● **DIRECTIONS FOR THIS TASK**: Reproduce the records that follow in full, excluding any picture they contain.

────────────────────

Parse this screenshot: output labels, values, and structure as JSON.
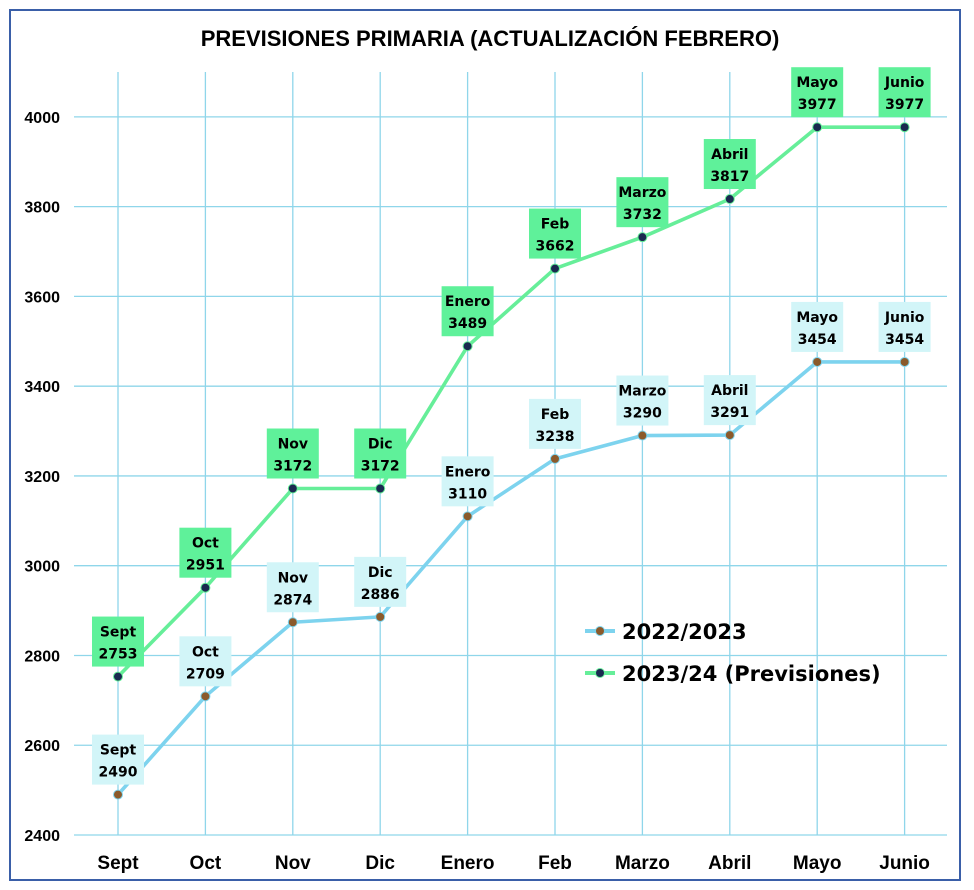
{
  "chart_data": {
    "type": "line",
    "title": "PREVISIONES PRIMARIA (ACTUALIZACIÓN FEBRERO)",
    "categories": [
      "Sept",
      "Oct",
      "Nov",
      "Dic",
      "Enero",
      "Feb",
      "Marzo",
      "Abril",
      "Mayo",
      "Junio"
    ],
    "ylim": [
      2400,
      4100
    ],
    "yticks": [
      2400,
      2600,
      2800,
      3000,
      3200,
      3400,
      3600,
      3800,
      4000
    ],
    "grid": true,
    "legend_position": "center-right",
    "series": [
      {
        "name": "2022/2023",
        "values": [
          2490,
          2709,
          2874,
          2886,
          3110,
          3238,
          3290,
          3291,
          3454,
          3454
        ],
        "line_color": "#7dd3ee",
        "marker_color": "#8b5a2b",
        "label_bg": "#d2f5f8"
      },
      {
        "name": "2023/24 (Previsiones)",
        "values": [
          2753,
          2951,
          3172,
          3172,
          3489,
          3662,
          3732,
          3817,
          3977,
          3977
        ],
        "line_color": "#66ee99",
        "marker_color": "#1a2a50",
        "label_bg": "#5ff19a"
      }
    ],
    "grid_color": "#8fd6ea"
  }
}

────────────────────

● **RESULT FOR THIS EXERCISE**:
Parse this screenshot: output labels, values, and structure as JSON.
{
  "chart_data": {
    "type": "line",
    "title": "PREVISIONES PRIMARIA (ACTUALIZACIÓN FEBRERO)",
    "categories": [
      "Sept",
      "Oct",
      "Nov",
      "Dic",
      "Enero",
      "Feb",
      "Marzo",
      "Abril",
      "Mayo",
      "Junio"
    ],
    "ylim": [
      2400,
      4100
    ],
    "yticks": [
      2400,
      2600,
      2800,
      3000,
      3200,
      3400,
      3600,
      3800,
      4000
    ],
    "grid": true,
    "legend_position": "center-right",
    "series": [
      {
        "name": "2022/2023",
        "values": [
          2490,
          2709,
          2874,
          2886,
          3110,
          3238,
          3290,
          3291,
          3454,
          3454
        ],
        "line_color": "#7dd3ee",
        "marker_color": "#8b5a2b",
        "label_bg": "#d2f5f8"
      },
      {
        "name": "2023/24 (Previsiones)",
        "values": [
          2753,
          2951,
          3172,
          3172,
          3489,
          3662,
          3732,
          3817,
          3977,
          3977
        ],
        "line_color": "#66ee99",
        "marker_color": "#1a2a50",
        "label_bg": "#5ff19a"
      }
    ],
    "grid_color": "#8fd6ea"
  }
}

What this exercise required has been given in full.